▸ **WHAT NEEDS TO BE DONE**: Print all of the data exactly as written.

*** GIVEN DATA ***

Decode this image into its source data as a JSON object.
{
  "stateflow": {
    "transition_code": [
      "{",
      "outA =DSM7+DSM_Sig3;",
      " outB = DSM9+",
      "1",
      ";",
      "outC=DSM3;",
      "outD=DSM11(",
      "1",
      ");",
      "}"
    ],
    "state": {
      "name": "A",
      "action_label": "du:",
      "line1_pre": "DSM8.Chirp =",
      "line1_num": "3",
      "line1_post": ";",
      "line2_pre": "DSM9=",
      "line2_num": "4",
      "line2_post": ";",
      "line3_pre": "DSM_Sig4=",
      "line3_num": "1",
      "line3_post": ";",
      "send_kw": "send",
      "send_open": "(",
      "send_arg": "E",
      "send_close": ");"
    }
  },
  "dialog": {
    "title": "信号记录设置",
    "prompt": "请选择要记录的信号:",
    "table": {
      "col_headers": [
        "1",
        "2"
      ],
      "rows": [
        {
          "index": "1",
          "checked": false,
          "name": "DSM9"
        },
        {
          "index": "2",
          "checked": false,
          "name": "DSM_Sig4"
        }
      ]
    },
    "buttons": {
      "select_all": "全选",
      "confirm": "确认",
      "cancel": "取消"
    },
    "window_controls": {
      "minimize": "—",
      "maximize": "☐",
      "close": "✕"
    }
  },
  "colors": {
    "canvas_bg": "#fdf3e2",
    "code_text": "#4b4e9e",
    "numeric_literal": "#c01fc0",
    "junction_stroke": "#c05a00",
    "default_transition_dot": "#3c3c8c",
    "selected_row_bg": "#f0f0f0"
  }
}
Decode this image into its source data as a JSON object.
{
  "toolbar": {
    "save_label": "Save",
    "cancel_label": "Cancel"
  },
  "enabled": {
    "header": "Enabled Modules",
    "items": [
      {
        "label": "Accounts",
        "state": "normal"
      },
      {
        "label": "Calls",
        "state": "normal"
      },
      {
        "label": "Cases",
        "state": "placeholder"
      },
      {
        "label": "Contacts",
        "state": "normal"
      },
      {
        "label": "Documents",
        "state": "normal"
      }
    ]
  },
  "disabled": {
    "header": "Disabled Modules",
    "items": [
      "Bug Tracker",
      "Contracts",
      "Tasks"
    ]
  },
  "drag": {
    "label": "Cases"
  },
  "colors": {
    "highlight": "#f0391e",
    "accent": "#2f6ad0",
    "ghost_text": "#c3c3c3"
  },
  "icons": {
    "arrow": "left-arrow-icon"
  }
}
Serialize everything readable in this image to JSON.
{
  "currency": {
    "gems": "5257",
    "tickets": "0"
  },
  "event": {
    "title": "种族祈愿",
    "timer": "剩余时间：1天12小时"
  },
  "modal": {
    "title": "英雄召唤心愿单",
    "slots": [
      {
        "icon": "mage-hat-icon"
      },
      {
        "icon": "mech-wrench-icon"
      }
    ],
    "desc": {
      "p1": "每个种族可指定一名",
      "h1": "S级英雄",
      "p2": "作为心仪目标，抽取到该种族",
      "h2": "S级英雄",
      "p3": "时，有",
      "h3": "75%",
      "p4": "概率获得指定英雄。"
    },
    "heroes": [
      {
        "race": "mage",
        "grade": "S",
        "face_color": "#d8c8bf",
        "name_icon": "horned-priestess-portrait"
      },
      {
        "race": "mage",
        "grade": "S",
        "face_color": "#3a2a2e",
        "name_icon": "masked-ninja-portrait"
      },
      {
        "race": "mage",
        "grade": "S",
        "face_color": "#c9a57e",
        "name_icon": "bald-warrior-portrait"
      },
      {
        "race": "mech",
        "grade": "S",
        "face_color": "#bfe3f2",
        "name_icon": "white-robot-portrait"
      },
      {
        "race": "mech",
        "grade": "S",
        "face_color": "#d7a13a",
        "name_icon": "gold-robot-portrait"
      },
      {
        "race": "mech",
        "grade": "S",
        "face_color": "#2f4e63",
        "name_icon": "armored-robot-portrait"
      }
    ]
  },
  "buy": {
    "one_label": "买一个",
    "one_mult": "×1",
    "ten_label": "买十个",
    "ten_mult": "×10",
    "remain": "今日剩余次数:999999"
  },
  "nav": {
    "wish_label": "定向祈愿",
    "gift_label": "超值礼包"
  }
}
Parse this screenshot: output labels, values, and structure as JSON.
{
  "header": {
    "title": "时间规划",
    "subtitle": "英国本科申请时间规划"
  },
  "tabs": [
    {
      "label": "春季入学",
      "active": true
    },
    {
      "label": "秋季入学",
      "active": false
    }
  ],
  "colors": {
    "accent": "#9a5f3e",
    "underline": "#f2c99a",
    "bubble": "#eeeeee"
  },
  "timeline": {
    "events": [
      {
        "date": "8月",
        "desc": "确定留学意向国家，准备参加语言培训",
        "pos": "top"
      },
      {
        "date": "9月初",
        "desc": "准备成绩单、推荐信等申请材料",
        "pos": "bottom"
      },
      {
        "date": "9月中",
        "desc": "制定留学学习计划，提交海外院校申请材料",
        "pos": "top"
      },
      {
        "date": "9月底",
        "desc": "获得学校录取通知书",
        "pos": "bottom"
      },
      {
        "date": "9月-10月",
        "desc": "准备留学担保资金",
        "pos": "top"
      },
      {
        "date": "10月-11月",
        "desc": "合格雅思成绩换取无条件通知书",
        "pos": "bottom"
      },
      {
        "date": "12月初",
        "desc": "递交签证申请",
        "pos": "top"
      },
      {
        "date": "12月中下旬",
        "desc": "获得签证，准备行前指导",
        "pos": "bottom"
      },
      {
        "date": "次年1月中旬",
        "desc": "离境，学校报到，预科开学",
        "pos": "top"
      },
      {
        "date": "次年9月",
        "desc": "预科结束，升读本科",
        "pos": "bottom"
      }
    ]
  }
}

***

▸ **TASK OUTPUT**:
Decode this image into its source data as a JSON object.
{
  "stateflow": {
    "transition_code": [
      "{",
      "outA =DSM7+DSM_Sig3;",
      " outB = DSM9+",
      "1",
      ";",
      "outC=DSM3;",
      "outD=DSM11(",
      "1",
      ");",
      "}"
    ],
    "state": {
      "name": "A",
      "action_label": "du:",
      "line1_pre": "DSM8.Chirp =",
      "line1_num": "3",
      "line1_post": ";",
      "line2_pre": "DSM9=",
      "line2_num": "4",
      "line2_post": ";",
      "line3_pre": "DSM_Sig4=",
      "line3_num": "1",
      "line3_post": ";",
      "send_kw": "send",
      "send_open": "(",
      "send_arg": "E",
      "send_close": ");"
    }
  },
  "dialog": {
    "title": "信号记录设置",
    "prompt": "请选择要记录的信号:",
    "table": {
      "col_headers": [
        "1",
        "2"
      ],
      "rows": [
        {
          "index": "1",
          "checked": false,
          "name": "DSM9"
        },
        {
          "index": "2",
          "checked": false,
          "name": "DSM_Sig4"
        }
      ]
    },
    "buttons": {
      "select_all": "全选",
      "confirm": "确认",
      "cancel": "取消"
    },
    "window_controls": {
      "minimize": "—",
      "maximize": "☐",
      "close": "✕"
    }
  },
  "colors": {
    "canvas_bg": "#fdf3e2",
    "code_text": "#4b4e9e",
    "numeric_literal": "#c01fc0",
    "junction_stroke": "#c05a00",
    "default_transition_dot": "#3c3c8c",
    "selected_row_bg": "#f0f0f0"
  }
}
Decode this image into its source data as a JSON object.
{
  "toolbar": {
    "save_label": "Save",
    "cancel_label": "Cancel"
  },
  "enabled": {
    "header": "Enabled Modules",
    "items": [
      {
        "label": "Accounts",
        "state": "normal"
      },
      {
        "label": "Calls",
        "state": "normal"
      },
      {
        "label": "Cases",
        "state": "placeholder"
      },
      {
        "label": "Contacts",
        "state": "normal"
      },
      {
        "label": "Documents",
        "state": "normal"
      }
    ]
  },
  "disabled": {
    "header": "Disabled Modules",
    "items": [
      "Bug Tracker",
      "Contracts",
      "Tasks"
    ]
  },
  "drag": {
    "label": "Cases"
  },
  "colors": {
    "highlight": "#f0391e",
    "accent": "#2f6ad0",
    "ghost_text": "#c3c3c3"
  },
  "icons": {
    "arrow": "left-arrow-icon"
  }
}
Serialize everything readable in this image to JSON.
{
  "currency": {
    "gems": "5257",
    "tickets": "0"
  },
  "event": {
    "title": "种族祈愿",
    "timer": "剩余时间：1天12小时"
  },
  "modal": {
    "title": "英雄召唤心愿单",
    "slots": [
      {
        "icon": "mage-hat-icon"
      },
      {
        "icon": "mech-wrench-icon"
      }
    ],
    "desc": {
      "p1": "每个种族可指定一名",
      "h1": "S级英雄",
      "p2": "作为心仪目标，抽取到该种族",
      "h2": "S级英雄",
      "p3": "时，有",
      "h3": "75%",
      "p4": "概率获得指定英雄。"
    },
    "heroes": [
      {
        "race": "mage",
        "grade": "S",
        "face_color": "#d8c8bf",
        "name_icon": "horned-priestess-portrait"
      },
      {
        "race": "mage",
        "grade": "S",
        "face_color": "#3a2a2e",
        "name_icon": "masked-ninja-portrait"
      },
      {
        "race": "mage",
        "grade": "S",
        "face_color": "#c9a57e",
        "name_icon": "bald-warrior-portrait"
      },
      {
        "race": "mech",
        "grade": "S",
        "face_color": "#bfe3f2",
        "name_icon": "white-robot-portrait"
      },
      {
        "race": "mech",
        "grade": "S",
        "face_color": "#d7a13a",
        "name_icon": "gold-robot-portrait"
      },
      {
        "race": "mech",
        "grade": "S",
        "face_color": "#2f4e63",
        "name_icon": "armored-robot-portrait"
      }
    ]
  },
  "buy": {
    "one_label": "买一个",
    "one_mult": "×1",
    "ten_label": "买十个",
    "ten_mult": "×10",
    "remain": "今日剩余次数:999999"
  },
  "nav": {
    "wish_label": "定向祈愿",
    "gift_label": "超值礼包"
  }
}
Parse this screenshot: output labels, values, and structure as JSON.
{
  "header": {
    "title": "时间规划",
    "subtitle": "英国本科申请时间规划"
  },
  "tabs": [
    {
      "label": "春季入学",
      "active": true
    },
    {
      "label": "秋季入学",
      "active": false
    }
  ],
  "colors": {
    "accent": "#9a5f3e",
    "underline": "#f2c99a",
    "bubble": "#eeeeee"
  },
  "timeline": {
    "events": [
      {
        "date": "8月",
        "desc": "确定留学意向国家，准备参加语言培训",
        "pos": "top"
      },
      {
        "date": "9月初",
        "desc": "准备成绩单、推荐信等申请材料",
        "pos": "bottom"
      },
      {
        "date": "9月中",
        "desc": "制定留学学习计划，提交海外院校申请材料",
        "pos": "top"
      },
      {
        "date": "9月底",
        "desc": "获得学校录取通知书",
        "pos": "bottom"
      },
      {
        "date": "9月-10月",
        "desc": "准备留学担保资金",
        "pos": "top"
      },
      {
        "date": "10月-11月",
        "desc": "合格雅思成绩换取无条件通知书",
        "pos": "bottom"
      },
      {
        "date": "12月初",
        "desc": "递交签证申请",
        "pos": "top"
      },
      {
        "date": "12月中下旬",
        "desc": "获得签证，准备行前指导",
        "pos": "bottom"
      },
      {
        "date": "次年1月中旬",
        "desc": "离境，学校报到，预科开学",
        "pos": "top"
      },
      {
        "date": "次年9月",
        "desc": "预科结束，升读本科",
        "pos": "bottom"
      }
    ]
  }
}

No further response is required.